* Task details: Find and return each line containing "中心药房".

= = = = = = =

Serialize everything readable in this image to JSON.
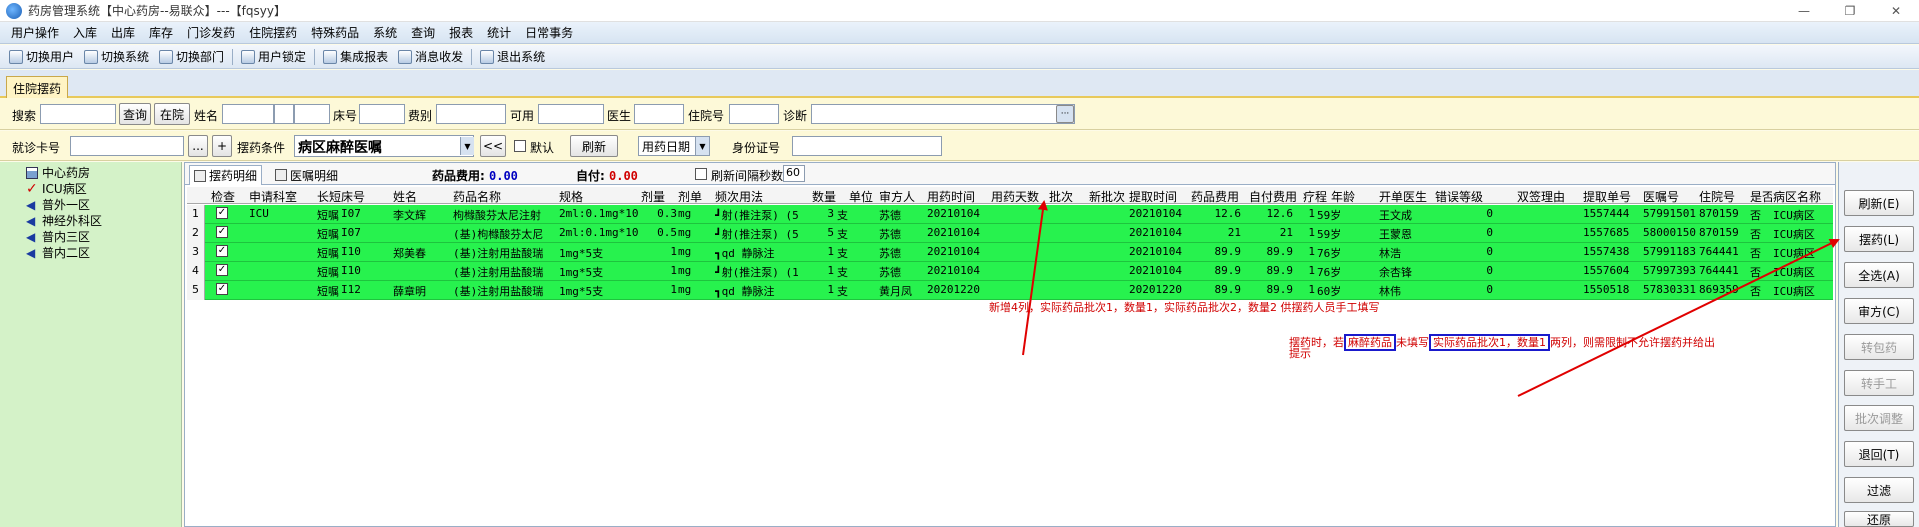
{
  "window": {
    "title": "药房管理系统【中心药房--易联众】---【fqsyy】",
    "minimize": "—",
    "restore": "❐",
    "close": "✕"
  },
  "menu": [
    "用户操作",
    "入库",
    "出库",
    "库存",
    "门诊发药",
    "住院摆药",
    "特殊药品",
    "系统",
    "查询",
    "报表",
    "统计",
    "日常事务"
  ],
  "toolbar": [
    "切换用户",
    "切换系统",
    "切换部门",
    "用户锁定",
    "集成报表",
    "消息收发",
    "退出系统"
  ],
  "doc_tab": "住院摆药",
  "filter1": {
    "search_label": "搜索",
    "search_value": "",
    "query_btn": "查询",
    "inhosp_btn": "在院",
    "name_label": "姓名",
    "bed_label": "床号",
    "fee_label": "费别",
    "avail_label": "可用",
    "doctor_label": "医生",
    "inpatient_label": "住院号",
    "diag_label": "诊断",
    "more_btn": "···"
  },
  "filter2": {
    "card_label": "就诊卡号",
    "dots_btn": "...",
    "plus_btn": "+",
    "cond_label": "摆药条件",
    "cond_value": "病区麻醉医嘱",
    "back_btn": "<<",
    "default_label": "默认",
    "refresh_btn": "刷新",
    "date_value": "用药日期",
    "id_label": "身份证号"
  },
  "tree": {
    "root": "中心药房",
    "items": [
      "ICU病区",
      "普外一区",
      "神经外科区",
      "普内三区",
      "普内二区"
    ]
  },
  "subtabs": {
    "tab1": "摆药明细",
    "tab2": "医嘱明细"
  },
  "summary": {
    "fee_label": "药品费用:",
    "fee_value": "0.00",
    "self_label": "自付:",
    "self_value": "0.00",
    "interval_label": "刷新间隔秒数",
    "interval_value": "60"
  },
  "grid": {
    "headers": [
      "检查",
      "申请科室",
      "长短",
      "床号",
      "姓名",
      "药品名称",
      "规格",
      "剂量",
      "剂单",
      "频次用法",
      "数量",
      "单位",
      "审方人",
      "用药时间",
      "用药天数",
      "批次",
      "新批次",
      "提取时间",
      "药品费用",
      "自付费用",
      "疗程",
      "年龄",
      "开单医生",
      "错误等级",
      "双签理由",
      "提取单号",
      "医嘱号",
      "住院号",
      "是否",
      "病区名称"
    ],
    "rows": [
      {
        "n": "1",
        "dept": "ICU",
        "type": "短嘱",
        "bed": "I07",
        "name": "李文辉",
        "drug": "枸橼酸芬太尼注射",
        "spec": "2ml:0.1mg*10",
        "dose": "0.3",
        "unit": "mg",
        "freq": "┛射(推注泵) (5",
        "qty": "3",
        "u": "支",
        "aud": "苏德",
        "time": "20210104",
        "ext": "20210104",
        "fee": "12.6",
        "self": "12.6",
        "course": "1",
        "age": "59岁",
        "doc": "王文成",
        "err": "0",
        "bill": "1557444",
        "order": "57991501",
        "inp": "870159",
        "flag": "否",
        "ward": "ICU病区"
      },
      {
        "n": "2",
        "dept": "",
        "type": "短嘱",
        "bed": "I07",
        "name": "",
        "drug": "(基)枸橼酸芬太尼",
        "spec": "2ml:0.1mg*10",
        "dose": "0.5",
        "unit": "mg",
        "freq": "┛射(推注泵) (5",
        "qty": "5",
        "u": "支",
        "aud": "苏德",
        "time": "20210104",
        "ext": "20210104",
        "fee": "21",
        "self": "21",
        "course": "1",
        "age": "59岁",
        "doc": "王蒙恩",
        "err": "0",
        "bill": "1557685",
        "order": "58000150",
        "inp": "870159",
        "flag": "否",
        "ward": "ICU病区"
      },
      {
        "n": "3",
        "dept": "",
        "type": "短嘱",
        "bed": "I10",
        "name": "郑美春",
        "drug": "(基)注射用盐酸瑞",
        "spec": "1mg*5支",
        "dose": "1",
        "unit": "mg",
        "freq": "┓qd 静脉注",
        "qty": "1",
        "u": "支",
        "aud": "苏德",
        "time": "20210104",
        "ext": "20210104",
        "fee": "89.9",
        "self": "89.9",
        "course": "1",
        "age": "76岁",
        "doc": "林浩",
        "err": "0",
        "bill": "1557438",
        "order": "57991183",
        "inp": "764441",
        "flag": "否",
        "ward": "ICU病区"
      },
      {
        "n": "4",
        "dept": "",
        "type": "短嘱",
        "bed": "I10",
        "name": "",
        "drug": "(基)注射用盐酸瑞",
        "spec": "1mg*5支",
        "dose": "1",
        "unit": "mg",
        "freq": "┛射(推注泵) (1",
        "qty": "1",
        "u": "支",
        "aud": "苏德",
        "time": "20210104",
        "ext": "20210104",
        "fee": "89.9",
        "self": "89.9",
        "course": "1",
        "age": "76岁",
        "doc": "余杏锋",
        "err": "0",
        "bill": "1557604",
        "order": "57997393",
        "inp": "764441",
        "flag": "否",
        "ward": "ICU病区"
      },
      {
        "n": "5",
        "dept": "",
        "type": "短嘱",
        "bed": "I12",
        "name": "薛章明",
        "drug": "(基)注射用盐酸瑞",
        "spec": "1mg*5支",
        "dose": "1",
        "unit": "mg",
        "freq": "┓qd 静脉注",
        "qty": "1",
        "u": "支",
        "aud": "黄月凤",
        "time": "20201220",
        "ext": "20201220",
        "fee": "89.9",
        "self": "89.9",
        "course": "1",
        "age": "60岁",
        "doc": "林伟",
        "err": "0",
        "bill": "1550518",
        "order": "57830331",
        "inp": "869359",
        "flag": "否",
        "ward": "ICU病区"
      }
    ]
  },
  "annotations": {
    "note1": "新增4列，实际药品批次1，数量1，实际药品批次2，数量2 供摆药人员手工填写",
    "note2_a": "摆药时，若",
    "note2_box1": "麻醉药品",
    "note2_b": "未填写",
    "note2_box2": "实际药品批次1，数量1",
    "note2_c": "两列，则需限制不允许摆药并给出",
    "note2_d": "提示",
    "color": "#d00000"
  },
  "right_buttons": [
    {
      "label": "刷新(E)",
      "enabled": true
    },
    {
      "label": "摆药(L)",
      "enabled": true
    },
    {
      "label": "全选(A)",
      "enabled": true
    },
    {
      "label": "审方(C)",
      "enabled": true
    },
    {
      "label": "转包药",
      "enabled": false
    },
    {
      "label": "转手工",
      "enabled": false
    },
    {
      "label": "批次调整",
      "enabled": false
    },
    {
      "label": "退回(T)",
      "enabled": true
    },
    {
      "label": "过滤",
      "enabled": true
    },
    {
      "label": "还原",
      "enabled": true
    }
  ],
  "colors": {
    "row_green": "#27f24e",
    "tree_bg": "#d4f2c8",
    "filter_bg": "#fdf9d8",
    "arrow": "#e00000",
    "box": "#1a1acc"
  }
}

= = = = = = =

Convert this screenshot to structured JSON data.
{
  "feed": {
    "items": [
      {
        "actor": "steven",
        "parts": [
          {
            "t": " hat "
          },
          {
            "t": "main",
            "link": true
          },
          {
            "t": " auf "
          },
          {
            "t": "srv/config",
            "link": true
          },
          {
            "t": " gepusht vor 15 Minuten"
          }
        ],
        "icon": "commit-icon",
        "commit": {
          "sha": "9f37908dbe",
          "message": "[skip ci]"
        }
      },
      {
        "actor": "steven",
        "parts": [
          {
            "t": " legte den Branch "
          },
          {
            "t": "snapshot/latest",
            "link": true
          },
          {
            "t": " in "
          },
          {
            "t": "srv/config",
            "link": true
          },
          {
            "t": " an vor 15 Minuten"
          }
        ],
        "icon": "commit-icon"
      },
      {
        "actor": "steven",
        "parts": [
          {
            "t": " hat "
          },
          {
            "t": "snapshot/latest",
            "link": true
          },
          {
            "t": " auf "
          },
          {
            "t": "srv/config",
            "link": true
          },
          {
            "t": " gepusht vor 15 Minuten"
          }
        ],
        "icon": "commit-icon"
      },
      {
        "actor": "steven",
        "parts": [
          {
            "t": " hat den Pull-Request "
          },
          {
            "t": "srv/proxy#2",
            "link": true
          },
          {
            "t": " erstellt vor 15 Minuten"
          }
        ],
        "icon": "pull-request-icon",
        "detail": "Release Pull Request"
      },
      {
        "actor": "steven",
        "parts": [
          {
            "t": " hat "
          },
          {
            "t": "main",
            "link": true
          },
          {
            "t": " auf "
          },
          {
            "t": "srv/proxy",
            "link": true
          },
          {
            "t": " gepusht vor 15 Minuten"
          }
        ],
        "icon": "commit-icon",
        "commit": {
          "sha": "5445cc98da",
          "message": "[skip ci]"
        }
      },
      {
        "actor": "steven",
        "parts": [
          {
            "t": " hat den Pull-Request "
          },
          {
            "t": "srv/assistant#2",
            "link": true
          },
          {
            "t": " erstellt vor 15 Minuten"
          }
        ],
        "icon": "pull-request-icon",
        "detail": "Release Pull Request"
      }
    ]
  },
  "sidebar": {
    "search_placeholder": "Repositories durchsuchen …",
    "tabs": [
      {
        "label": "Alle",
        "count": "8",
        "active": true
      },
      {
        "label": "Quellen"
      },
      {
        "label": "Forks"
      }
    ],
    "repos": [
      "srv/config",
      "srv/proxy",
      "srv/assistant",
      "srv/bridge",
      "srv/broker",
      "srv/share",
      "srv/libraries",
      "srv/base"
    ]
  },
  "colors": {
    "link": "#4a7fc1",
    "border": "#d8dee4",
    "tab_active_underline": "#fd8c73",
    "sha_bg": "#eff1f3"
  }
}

= = = = = = =

* Answer to the problem:
    "title": "药房管理系统【中心药房--易联众】---【fqsyy】",
    "root": "中心药房",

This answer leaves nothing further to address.